### Data for the task
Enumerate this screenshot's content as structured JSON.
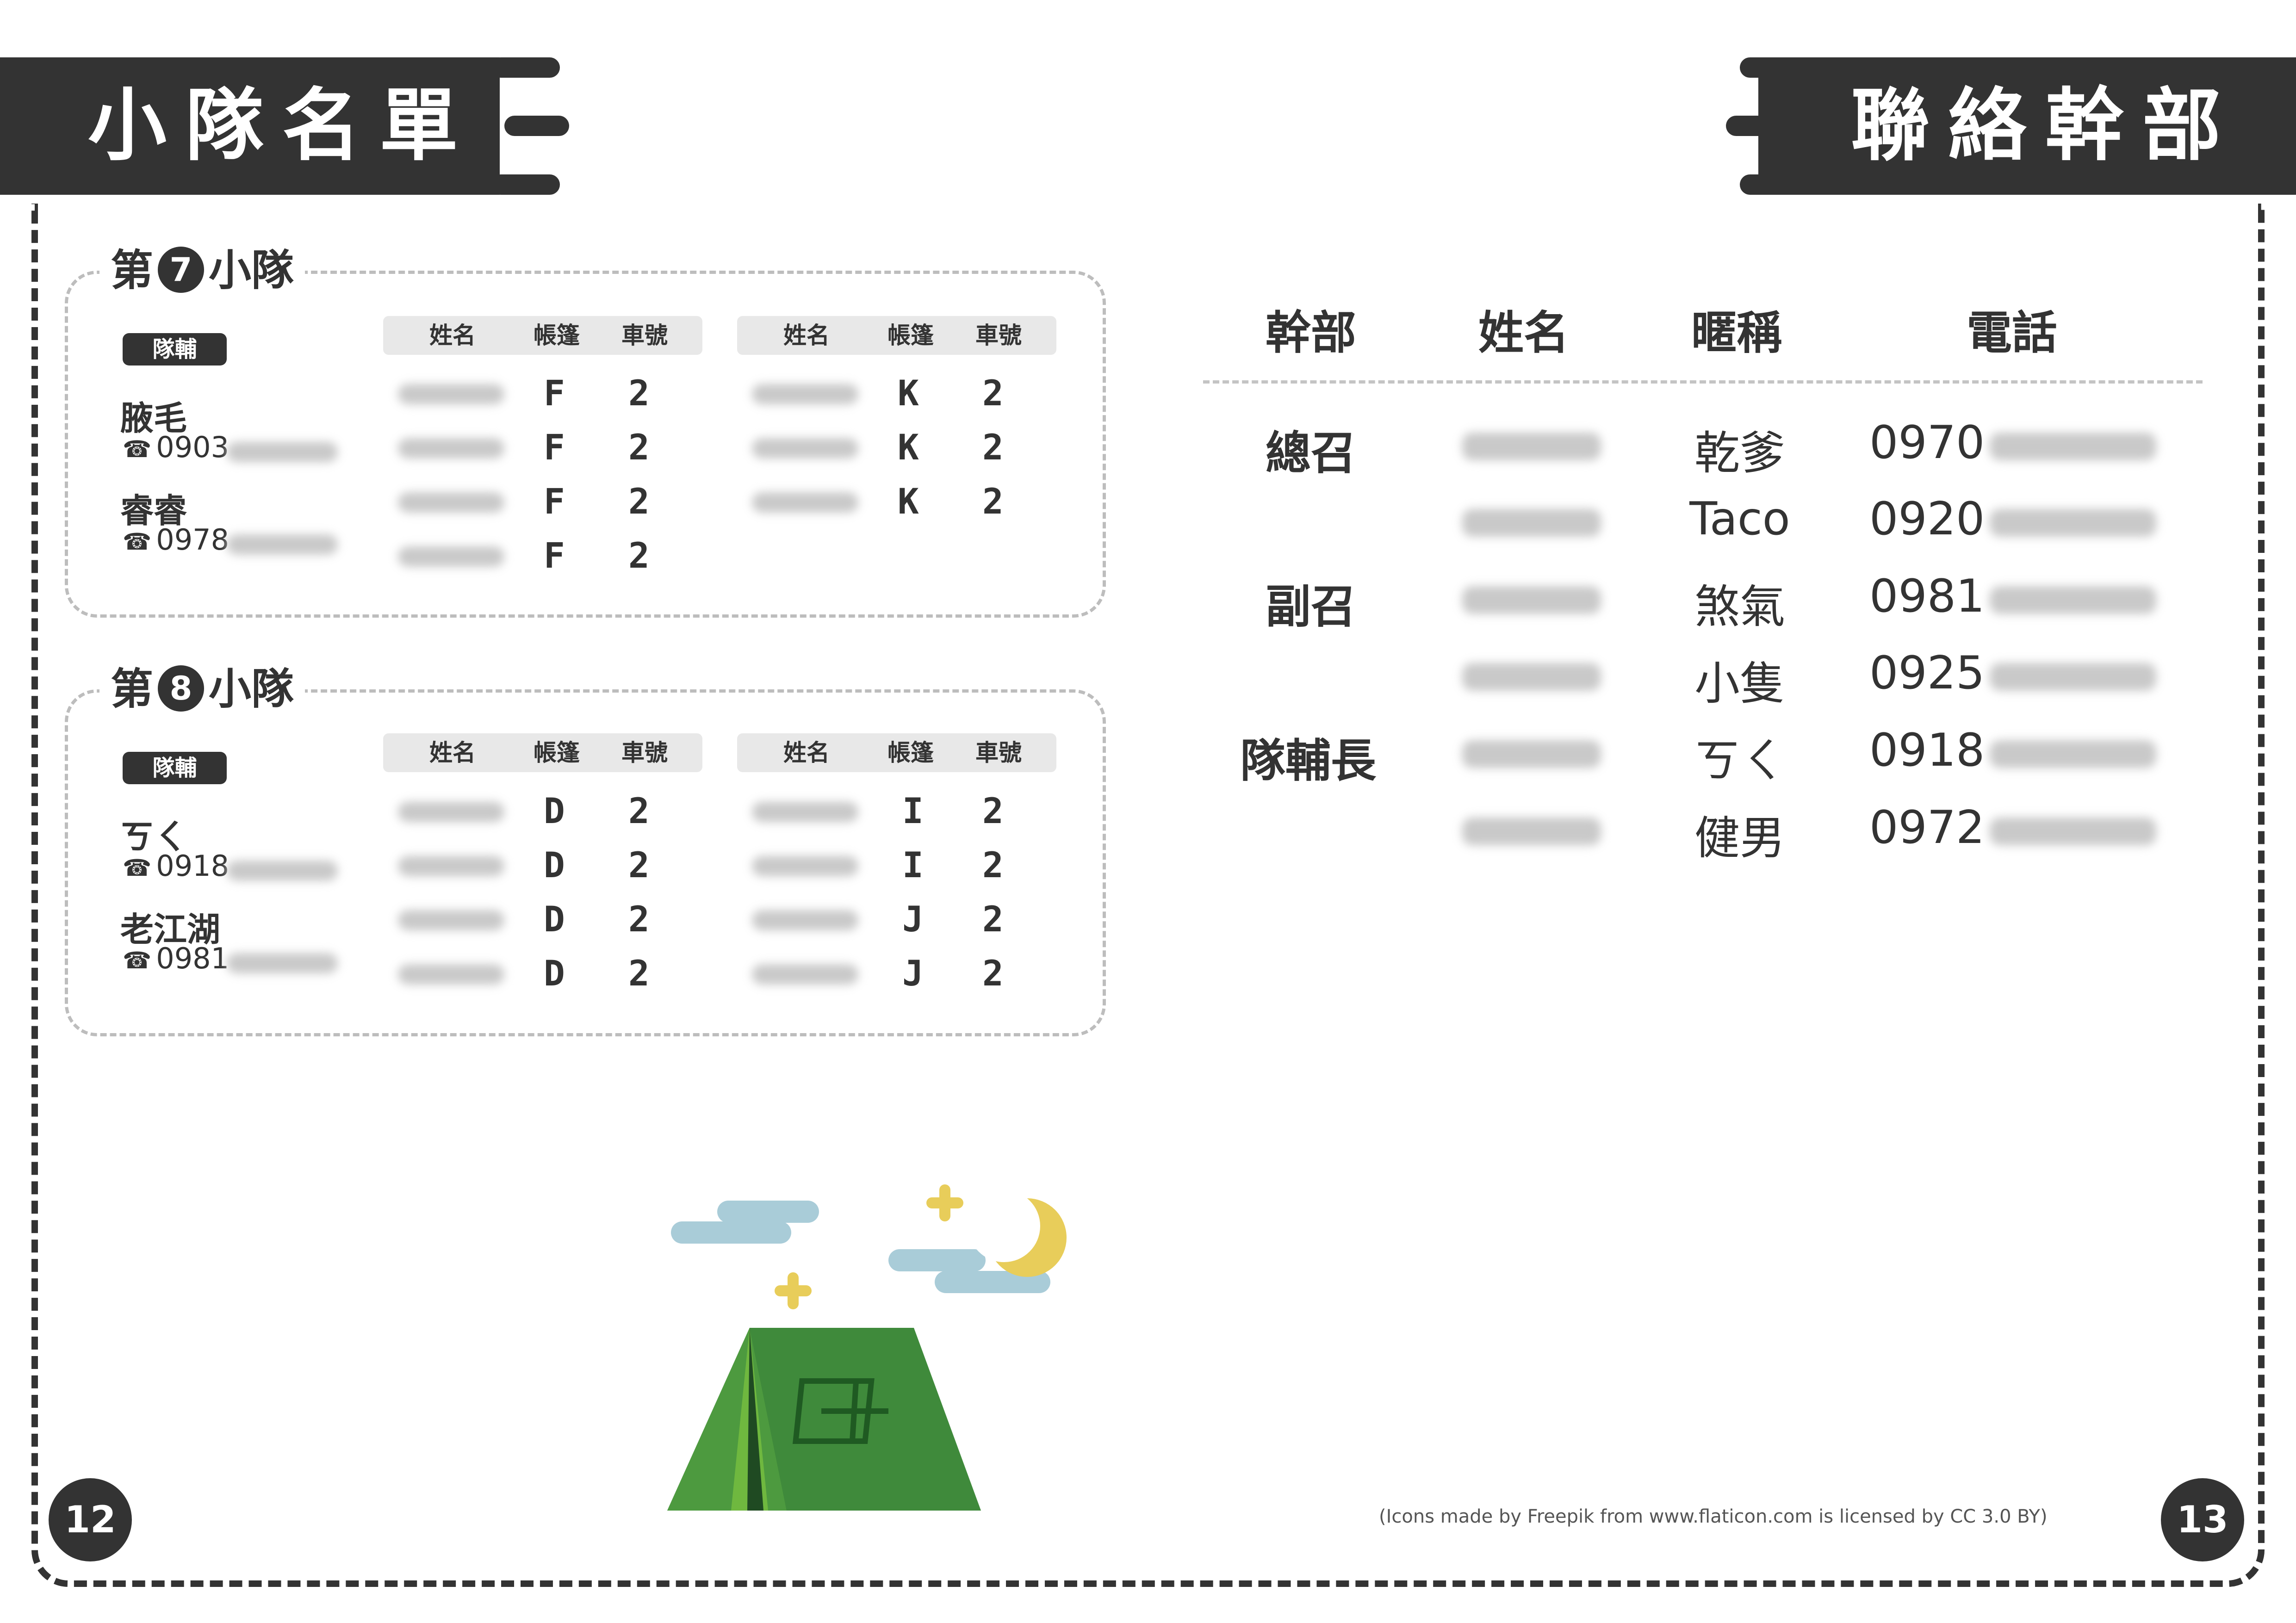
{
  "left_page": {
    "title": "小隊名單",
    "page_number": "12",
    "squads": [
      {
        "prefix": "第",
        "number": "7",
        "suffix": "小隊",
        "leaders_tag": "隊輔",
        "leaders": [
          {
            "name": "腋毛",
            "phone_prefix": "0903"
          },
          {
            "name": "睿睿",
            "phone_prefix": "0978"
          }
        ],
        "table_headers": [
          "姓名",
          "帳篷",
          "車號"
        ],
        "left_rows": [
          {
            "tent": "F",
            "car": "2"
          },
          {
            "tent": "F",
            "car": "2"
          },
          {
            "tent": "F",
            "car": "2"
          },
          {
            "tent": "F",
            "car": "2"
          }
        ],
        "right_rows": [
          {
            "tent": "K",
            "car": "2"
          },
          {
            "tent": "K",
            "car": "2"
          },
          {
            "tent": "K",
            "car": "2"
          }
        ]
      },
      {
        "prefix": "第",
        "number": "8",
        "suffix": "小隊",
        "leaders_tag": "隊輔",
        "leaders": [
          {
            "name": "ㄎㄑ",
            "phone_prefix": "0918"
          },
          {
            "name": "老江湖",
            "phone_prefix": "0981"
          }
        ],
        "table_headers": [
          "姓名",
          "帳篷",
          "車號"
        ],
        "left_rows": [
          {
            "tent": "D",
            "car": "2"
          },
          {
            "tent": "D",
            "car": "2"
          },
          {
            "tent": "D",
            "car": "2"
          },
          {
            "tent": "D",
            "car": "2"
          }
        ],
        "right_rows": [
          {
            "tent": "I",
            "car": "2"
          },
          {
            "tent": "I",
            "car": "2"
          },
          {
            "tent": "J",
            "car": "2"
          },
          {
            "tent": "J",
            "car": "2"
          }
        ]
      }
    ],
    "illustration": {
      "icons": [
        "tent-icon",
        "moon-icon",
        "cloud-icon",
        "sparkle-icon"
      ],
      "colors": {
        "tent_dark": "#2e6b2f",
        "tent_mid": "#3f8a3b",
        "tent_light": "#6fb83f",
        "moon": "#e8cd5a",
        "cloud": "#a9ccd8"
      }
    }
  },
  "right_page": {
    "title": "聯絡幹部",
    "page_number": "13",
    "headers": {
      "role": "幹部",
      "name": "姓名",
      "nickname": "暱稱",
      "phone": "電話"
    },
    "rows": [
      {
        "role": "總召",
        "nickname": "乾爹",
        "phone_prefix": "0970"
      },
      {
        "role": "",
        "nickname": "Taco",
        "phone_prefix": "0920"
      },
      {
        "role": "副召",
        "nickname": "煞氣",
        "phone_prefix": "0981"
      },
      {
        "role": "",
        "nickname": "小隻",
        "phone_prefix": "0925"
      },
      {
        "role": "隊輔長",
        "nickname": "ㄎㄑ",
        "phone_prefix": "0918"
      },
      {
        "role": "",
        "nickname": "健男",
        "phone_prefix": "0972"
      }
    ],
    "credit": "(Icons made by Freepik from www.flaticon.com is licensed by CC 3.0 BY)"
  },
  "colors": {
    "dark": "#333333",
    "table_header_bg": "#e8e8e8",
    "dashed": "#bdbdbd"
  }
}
######
**What the task asks**
Copy all the records above exactly, but leave out the pictures.

**Finished exercise**
Enumerate this screenshot's content as structured JSON.
{
  "left_page": {
    "title": "小隊名單",
    "page_number": "12",
    "squads": [
      {
        "prefix": "第",
        "number": "7",
        "suffix": "小隊",
        "leaders_tag": "隊輔",
        "leaders": [
          {
            "name": "腋毛",
            "phone_prefix": "0903"
          },
          {
            "name": "睿睿",
            "phone_prefix": "0978"
          }
        ],
        "table_headers": [
          "姓名",
          "帳篷",
          "車號"
        ],
        "left_rows": [
          {
            "tent": "F",
            "car": "2"
          },
          {
            "tent": "F",
            "car": "2"
          },
          {
            "tent": "F",
            "car": "2"
          },
          {
            "tent": "F",
            "car": "2"
          }
        ],
        "right_rows": [
          {
            "tent": "K",
            "car": "2"
          },
          {
            "tent": "K",
            "car": "2"
          },
          {
            "tent": "K",
            "car": "2"
          }
        ]
      },
      {
        "prefix": "第",
        "number": "8",
        "suffix": "小隊",
        "leaders_tag": "隊輔",
        "leaders": [
          {
            "name": "ㄎㄑ",
            "phone_prefix": "0918"
          },
          {
            "name": "老江湖",
            "phone_prefix": "0981"
          }
        ],
        "table_headers": [
          "姓名",
          "帳篷",
          "車號"
        ],
        "left_rows": [
          {
            "tent": "D",
            "car": "2"
          },
          {
            "tent": "D",
            "car": "2"
          },
          {
            "tent": "D",
            "car": "2"
          },
          {
            "tent": "D",
            "car": "2"
          }
        ],
        "right_rows": [
          {
            "tent": "I",
            "car": "2"
          },
          {
            "tent": "I",
            "car": "2"
          },
          {
            "tent": "J",
            "car": "2"
          },
          {
            "tent": "J",
            "car": "2"
          }
        ]
      }
    ],
    "illustration": {
      "icons": [
        "tent-icon",
        "moon-icon",
        "cloud-icon",
        "sparkle-icon"
      ],
      "colors": {
        "tent_dark": "#2e6b2f",
        "tent_mid": "#3f8a3b",
        "tent_light": "#6fb83f",
        "moon": "#e8cd5a",
        "cloud": "#a9ccd8"
      }
    }
  },
  "right_page": {
    "title": "聯絡幹部",
    "page_number": "13",
    "headers": {
      "role": "幹部",
      "name": "姓名",
      "nickname": "暱稱",
      "phone": "電話"
    },
    "rows": [
      {
        "role": "總召",
        "nickname": "乾爹",
        "phone_prefix": "0970"
      },
      {
        "role": "",
        "nickname": "Taco",
        "phone_prefix": "0920"
      },
      {
        "role": "副召",
        "nickname": "煞氣",
        "phone_prefix": "0981"
      },
      {
        "role": "",
        "nickname": "小隻",
        "phone_prefix": "0925"
      },
      {
        "role": "隊輔長",
        "nickname": "ㄎㄑ",
        "phone_prefix": "0918"
      },
      {
        "role": "",
        "nickname": "健男",
        "phone_prefix": "0972"
      }
    ],
    "credit": "(Icons made by Freepik from www.flaticon.com is licensed by CC 3.0 BY)"
  },
  "colors": {
    "dark": "#333333",
    "table_header_bg": "#e8e8e8",
    "dashed": "#bdbdbd"
  }
}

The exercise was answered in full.